======== Material for this exercise ========

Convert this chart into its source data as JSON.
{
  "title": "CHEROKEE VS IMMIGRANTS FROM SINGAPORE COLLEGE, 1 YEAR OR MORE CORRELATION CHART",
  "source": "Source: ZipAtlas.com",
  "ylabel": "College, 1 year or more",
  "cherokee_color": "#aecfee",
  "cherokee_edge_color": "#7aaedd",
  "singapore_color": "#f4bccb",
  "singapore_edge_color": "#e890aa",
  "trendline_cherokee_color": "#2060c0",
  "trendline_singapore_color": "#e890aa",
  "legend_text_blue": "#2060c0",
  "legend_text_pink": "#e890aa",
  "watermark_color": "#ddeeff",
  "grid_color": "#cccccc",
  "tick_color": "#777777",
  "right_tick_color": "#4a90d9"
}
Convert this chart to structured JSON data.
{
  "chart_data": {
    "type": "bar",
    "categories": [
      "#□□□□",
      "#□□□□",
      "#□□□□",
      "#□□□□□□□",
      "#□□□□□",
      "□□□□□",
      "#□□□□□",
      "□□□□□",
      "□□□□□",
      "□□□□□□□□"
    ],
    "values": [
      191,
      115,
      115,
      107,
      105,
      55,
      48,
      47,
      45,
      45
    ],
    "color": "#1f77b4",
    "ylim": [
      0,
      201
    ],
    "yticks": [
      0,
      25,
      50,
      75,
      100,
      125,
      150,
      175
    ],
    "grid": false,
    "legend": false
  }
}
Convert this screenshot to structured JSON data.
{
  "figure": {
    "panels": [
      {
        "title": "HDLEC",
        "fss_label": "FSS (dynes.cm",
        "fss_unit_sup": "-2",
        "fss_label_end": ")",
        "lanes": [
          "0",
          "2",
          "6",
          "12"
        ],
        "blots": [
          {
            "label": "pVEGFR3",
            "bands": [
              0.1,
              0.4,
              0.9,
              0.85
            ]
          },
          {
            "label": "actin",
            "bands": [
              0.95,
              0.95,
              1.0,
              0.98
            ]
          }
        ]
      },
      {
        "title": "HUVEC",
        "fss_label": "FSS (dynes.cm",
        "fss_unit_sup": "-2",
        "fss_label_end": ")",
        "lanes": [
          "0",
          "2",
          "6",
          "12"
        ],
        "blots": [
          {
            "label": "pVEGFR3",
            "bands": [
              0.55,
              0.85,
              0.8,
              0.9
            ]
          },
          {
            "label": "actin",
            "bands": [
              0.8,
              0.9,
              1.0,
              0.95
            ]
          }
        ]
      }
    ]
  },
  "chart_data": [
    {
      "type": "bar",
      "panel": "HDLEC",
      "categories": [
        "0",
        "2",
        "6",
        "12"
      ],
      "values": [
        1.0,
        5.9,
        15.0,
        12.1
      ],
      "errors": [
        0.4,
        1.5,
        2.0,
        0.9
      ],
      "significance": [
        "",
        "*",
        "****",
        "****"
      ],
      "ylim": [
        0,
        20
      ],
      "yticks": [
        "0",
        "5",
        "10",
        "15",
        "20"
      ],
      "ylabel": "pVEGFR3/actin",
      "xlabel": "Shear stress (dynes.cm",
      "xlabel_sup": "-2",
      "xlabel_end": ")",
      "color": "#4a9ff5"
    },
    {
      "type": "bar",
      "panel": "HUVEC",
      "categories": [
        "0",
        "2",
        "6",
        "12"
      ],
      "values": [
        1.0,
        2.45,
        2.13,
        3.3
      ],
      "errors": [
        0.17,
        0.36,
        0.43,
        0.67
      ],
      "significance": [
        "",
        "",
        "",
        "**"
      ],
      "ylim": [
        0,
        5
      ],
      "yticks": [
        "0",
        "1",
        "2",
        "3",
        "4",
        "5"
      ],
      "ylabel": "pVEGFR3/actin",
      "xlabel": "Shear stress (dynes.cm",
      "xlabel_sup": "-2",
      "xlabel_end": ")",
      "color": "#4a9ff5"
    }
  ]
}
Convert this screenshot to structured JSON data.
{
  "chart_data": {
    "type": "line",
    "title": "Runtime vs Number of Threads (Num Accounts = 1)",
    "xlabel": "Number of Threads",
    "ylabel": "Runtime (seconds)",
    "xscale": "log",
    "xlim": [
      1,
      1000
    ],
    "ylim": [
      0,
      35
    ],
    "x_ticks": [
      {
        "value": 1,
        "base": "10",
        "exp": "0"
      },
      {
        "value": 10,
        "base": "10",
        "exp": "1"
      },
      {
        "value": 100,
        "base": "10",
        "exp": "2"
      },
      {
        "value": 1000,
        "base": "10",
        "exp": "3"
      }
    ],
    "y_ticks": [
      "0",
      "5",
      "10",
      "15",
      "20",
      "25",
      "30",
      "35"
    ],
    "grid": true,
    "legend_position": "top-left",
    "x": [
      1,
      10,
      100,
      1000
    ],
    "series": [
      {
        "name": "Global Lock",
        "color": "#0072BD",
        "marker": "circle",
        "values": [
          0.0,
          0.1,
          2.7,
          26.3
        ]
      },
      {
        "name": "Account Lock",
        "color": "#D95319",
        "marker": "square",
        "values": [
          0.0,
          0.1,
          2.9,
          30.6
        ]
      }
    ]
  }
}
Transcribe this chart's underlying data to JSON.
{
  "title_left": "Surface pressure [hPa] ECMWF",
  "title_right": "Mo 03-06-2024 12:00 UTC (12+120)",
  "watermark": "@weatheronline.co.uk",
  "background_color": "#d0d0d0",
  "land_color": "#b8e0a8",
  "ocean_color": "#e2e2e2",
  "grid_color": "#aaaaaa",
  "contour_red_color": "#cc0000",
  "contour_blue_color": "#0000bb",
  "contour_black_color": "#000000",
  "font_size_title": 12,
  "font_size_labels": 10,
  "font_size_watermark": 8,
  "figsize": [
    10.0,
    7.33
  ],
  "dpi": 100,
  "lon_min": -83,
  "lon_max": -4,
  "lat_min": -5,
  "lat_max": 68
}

========

*Problem to solve*. Could you reproduce every record above exactly as it appears?

*Exercise answer*.
Convert this chart into its source data as JSON.
{
  "title": "CHEROKEE VS IMMIGRANTS FROM SINGAPORE COLLEGE, 1 YEAR OR MORE CORRELATION CHART",
  "source": "Source: ZipAtlas.com",
  "ylabel": "College, 1 year or more",
  "cherokee_color": "#aecfee",
  "cherokee_edge_color": "#7aaedd",
  "singapore_color": "#f4bccb",
  "singapore_edge_color": "#e890aa",
  "trendline_cherokee_color": "#2060c0",
  "trendline_singapore_color": "#e890aa",
  "legend_text_blue": "#2060c0",
  "legend_text_pink": "#e890aa",
  "watermark_color": "#ddeeff",
  "grid_color": "#cccccc",
  "tick_color": "#777777",
  "right_tick_color": "#4a90d9"
}
Convert this chart to structured JSON data.
{
  "chart_data": {
    "type": "bar",
    "categories": [
      "#□□□□",
      "#□□□□",
      "#□□□□",
      "#□□□□□□□",
      "#□□□□□",
      "□□□□□",
      "#□□□□□",
      "□□□□□",
      "□□□□□",
      "□□□□□□□□"
    ],
    "values": [
      191,
      115,
      115,
      107,
      105,
      55,
      48,
      47,
      45,
      45
    ],
    "color": "#1f77b4",
    "ylim": [
      0,
      201
    ],
    "yticks": [
      0,
      25,
      50,
      75,
      100,
      125,
      150,
      175
    ],
    "grid": false,
    "legend": false
  }
}
Convert this screenshot to structured JSON data.
{
  "figure": {
    "panels": [
      {
        "title": "HDLEC",
        "fss_label": "FSS (dynes.cm",
        "fss_unit_sup": "-2",
        "fss_label_end": ")",
        "lanes": [
          "0",
          "2",
          "6",
          "12"
        ],
        "blots": [
          {
            "label": "pVEGFR3",
            "bands": [
              0.1,
              0.4,
              0.9,
              0.85
            ]
          },
          {
            "label": "actin",
            "bands": [
              0.95,
              0.95,
              1.0,
              0.98
            ]
          }
        ]
      },
      {
        "title": "HUVEC",
        "fss_label": "FSS (dynes.cm",
        "fss_unit_sup": "-2",
        "fss_label_end": ")",
        "lanes": [
          "0",
          "2",
          "6",
          "12"
        ],
        "blots": [
          {
            "label": "pVEGFR3",
            "bands": [
              0.55,
              0.85,
              0.8,
              0.9
            ]
          },
          {
            "label": "actin",
            "bands": [
              0.8,
              0.9,
              1.0,
              0.95
            ]
          }
        ]
      }
    ]
  },
  "chart_data": [
    {
      "type": "bar",
      "panel": "HDLEC",
      "categories": [
        "0",
        "2",
        "6",
        "12"
      ],
      "values": [
        1.0,
        5.9,
        15.0,
        12.1
      ],
      "errors": [
        0.4,
        1.5,
        2.0,
        0.9
      ],
      "significance": [
        "",
        "*",
        "****",
        "****"
      ],
      "ylim": [
        0,
        20
      ],
      "yticks": [
        "0",
        "5",
        "10",
        "15",
        "20"
      ],
      "ylabel": "pVEGFR3/actin",
      "xlabel": "Shear stress (dynes.cm",
      "xlabel_sup": "-2",
      "xlabel_end": ")",
      "color": "#4a9ff5"
    },
    {
      "type": "bar",
      "panel": "HUVEC",
      "categories": [
        "0",
        "2",
        "6",
        "12"
      ],
      "values": [
        1.0,
        2.45,
        2.13,
        3.3
      ],
      "errors": [
        0.17,
        0.36,
        0.43,
        0.67
      ],
      "significance": [
        "",
        "",
        "",
        "**"
      ],
      "ylim": [
        0,
        5
      ],
      "yticks": [
        "0",
        "1",
        "2",
        "3",
        "4",
        "5"
      ],
      "ylabel": "pVEGFR3/actin",
      "xlabel": "Shear stress (dynes.cm",
      "xlabel_sup": "-2",
      "xlabel_end": ")",
      "color": "#4a9ff5"
    }
  ]
}
Convert this screenshot to structured JSON data.
{
  "chart_data": {
    "type": "line",
    "title": "Runtime vs Number of Threads (Num Accounts = 1)",
    "xlabel": "Number of Threads",
    "ylabel": "Runtime (seconds)",
    "xscale": "log",
    "xlim": [
      1,
      1000
    ],
    "ylim": [
      0,
      35
    ],
    "x_ticks": [
      {
        "value": 1,
        "base": "10",
        "exp": "0"
      },
      {
        "value": 10,
        "base": "10",
        "exp": "1"
      },
      {
        "value": 100,
        "base": "10",
        "exp": "2"
      },
      {
        "value": 1000,
        "base": "10",
        "exp": "3"
      }
    ],
    "y_ticks": [
      "0",
      "5",
      "10",
      "15",
      "20",
      "25",
      "30",
      "35"
    ],
    "grid": true,
    "legend_position": "top-left",
    "x": [
      1,
      10,
      100,
      1000
    ],
    "series": [
      {
        "name": "Global Lock",
        "color": "#0072BD",
        "marker": "circle",
        "values": [
          0.0,
          0.1,
          2.7,
          26.3
        ]
      },
      {
        "name": "Account Lock",
        "color": "#D95319",
        "marker": "square",
        "values": [
          0.0,
          0.1,
          2.9,
          30.6
        ]
      }
    ]
  }
}
Transcribe this chart's underlying data to JSON.
{
  "title_left": "Surface pressure [hPa] ECMWF",
  "title_right": "Mo 03-06-2024 12:00 UTC (12+120)",
  "watermark": "@weatheronline.co.uk",
  "background_color": "#d0d0d0",
  "land_color": "#b8e0a8",
  "ocean_color": "#e2e2e2",
  "grid_color": "#aaaaaa",
  "contour_red_color": "#cc0000",
  "contour_blue_color": "#0000bb",
  "contour_black_color": "#000000",
  "font_size_title": 12,
  "font_size_labels": 10,
  "font_size_watermark": 8,
  "figsize": [
    10.0,
    7.33
  ],
  "dpi": 100,
  "lon_min": -83,
  "lon_max": -4,
  "lat_min": -5,
  "lat_max": 68
}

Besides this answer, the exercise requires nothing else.